● EXERCISE DESCRIPTION: Where does the string "bottom" appear in the records? Copy every line that contains it.

(Figure record listings)
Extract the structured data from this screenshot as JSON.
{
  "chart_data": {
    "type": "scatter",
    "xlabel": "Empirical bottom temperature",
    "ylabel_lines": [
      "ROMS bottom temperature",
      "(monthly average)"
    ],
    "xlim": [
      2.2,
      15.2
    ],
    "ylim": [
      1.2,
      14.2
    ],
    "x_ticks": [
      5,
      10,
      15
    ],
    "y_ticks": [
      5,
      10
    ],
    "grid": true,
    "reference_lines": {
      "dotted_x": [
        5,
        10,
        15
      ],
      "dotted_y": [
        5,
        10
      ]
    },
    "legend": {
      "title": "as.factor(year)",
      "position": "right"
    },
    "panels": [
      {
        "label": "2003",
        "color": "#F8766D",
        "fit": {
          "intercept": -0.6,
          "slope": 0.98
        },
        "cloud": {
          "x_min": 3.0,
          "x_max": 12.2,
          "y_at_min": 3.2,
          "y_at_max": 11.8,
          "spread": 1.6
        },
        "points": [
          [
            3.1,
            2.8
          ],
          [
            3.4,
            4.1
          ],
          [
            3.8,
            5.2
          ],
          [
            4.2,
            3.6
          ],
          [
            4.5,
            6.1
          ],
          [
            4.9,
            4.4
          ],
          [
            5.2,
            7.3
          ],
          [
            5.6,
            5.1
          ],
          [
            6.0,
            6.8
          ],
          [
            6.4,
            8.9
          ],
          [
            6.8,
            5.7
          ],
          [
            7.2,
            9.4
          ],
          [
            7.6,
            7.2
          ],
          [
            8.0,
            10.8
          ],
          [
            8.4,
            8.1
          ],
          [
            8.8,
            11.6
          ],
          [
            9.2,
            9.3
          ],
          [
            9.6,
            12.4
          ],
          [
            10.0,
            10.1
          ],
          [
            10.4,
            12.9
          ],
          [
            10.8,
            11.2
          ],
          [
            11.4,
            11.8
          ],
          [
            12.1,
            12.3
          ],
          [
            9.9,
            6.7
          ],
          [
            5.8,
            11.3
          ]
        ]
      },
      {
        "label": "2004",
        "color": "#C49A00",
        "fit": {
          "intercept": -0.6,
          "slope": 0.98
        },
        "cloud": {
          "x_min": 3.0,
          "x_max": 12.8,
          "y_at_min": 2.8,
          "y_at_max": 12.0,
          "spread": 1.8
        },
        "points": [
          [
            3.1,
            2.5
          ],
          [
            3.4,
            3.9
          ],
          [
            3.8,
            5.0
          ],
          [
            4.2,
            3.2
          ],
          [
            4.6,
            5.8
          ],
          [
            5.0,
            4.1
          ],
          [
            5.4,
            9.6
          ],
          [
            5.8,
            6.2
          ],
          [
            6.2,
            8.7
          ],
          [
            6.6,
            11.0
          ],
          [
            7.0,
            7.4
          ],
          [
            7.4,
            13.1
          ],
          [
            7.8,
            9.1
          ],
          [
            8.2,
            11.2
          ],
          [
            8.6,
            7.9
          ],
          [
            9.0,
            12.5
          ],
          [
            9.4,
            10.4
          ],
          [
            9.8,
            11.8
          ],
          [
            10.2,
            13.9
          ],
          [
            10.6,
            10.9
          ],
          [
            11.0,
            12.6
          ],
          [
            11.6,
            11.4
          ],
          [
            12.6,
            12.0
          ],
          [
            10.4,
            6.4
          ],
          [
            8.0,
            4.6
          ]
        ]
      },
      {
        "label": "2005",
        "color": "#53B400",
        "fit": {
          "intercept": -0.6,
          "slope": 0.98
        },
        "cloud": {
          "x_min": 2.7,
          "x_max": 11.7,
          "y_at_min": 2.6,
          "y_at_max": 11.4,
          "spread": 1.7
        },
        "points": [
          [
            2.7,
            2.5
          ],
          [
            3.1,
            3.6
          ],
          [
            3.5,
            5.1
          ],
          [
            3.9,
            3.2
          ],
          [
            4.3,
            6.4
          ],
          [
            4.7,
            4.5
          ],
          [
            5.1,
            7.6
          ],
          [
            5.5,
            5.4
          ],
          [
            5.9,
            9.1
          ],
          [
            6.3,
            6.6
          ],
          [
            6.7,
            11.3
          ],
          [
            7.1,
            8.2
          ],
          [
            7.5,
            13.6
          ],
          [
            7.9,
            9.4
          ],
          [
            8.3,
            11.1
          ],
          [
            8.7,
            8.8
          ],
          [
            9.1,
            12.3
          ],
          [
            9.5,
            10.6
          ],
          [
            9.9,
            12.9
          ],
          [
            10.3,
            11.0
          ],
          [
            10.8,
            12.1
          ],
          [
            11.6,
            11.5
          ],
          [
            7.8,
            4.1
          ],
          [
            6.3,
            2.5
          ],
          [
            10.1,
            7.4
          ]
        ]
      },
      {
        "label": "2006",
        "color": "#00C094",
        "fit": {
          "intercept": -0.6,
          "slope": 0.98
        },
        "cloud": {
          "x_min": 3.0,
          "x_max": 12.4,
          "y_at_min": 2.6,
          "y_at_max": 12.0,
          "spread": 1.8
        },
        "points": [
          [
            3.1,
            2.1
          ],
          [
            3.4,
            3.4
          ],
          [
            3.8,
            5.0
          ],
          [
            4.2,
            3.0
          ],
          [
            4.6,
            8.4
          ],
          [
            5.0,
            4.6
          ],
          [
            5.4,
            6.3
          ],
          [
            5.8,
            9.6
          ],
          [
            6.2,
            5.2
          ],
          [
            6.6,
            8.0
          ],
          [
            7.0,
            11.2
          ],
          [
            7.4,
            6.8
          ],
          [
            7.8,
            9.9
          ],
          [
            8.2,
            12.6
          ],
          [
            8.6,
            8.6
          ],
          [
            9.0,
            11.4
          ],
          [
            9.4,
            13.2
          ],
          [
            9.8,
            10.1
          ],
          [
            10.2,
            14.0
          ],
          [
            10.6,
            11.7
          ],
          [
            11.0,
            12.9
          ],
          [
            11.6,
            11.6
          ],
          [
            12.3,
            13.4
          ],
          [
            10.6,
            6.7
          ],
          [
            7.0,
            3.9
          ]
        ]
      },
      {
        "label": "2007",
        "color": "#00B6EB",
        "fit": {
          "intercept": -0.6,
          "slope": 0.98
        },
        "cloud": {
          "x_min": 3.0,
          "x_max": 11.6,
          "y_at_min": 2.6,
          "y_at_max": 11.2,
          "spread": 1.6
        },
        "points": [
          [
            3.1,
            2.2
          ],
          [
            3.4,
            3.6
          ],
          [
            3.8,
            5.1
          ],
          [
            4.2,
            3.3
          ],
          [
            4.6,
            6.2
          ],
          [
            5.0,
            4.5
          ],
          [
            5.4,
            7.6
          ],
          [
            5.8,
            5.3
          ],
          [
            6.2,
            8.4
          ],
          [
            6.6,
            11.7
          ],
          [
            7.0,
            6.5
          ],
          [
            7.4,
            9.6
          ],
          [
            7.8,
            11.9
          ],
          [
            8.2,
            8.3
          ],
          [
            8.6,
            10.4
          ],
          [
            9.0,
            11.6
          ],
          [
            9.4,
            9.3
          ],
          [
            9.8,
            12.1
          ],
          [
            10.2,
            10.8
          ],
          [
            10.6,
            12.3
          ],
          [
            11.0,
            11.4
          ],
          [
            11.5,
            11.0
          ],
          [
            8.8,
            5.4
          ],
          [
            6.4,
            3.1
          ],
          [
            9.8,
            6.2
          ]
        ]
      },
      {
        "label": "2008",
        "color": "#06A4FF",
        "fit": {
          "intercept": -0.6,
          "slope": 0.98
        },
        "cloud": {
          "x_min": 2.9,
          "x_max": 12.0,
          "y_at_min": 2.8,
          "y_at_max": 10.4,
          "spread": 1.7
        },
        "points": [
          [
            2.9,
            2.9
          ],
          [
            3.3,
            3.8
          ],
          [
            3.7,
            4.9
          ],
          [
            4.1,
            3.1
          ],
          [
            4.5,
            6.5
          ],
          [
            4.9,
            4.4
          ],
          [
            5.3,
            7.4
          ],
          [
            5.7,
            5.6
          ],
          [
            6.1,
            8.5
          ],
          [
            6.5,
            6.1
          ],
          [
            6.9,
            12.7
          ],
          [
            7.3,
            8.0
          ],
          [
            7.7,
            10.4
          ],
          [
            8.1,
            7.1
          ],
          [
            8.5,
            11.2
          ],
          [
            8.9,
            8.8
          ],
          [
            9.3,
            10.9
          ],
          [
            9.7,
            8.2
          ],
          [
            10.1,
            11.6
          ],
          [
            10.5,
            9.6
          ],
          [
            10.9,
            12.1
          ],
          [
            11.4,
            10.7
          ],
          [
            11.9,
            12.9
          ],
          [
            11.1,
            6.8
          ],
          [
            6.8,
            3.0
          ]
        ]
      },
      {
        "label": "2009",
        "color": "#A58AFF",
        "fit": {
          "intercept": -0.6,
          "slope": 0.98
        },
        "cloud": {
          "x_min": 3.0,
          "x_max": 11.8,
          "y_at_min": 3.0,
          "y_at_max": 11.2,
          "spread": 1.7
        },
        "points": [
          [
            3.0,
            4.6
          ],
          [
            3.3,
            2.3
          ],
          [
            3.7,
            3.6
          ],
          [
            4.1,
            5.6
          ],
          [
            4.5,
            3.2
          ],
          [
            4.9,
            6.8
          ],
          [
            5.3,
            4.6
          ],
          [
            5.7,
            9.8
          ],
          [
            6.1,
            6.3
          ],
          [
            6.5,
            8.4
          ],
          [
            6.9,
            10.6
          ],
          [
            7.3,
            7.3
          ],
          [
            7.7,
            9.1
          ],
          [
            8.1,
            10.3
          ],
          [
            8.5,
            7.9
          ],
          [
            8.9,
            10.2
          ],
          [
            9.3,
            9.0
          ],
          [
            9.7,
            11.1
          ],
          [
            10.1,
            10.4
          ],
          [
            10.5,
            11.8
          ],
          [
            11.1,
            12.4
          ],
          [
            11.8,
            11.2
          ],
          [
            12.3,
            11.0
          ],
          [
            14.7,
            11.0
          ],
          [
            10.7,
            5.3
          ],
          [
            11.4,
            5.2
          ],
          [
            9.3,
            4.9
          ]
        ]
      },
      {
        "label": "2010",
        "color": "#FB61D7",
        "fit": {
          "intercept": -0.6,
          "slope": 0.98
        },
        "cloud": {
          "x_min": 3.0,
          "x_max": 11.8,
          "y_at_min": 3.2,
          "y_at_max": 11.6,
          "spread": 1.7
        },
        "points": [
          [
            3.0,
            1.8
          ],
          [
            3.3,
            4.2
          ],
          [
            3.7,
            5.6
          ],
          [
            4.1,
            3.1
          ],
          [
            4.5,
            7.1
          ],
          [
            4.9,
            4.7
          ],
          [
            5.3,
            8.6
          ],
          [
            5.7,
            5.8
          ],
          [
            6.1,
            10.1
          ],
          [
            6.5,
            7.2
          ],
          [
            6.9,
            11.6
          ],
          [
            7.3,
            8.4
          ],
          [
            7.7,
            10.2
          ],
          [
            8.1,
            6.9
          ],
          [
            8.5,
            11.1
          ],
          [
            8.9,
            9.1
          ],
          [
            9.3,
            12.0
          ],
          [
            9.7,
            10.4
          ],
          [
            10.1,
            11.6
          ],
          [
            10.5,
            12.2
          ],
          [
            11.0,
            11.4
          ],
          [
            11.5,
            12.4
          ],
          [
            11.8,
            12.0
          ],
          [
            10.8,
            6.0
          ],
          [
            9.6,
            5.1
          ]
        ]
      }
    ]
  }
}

● TASK ANSWER:
    "xlabel": "Empirical bottom temperature",
      "ROMS bottom temperature",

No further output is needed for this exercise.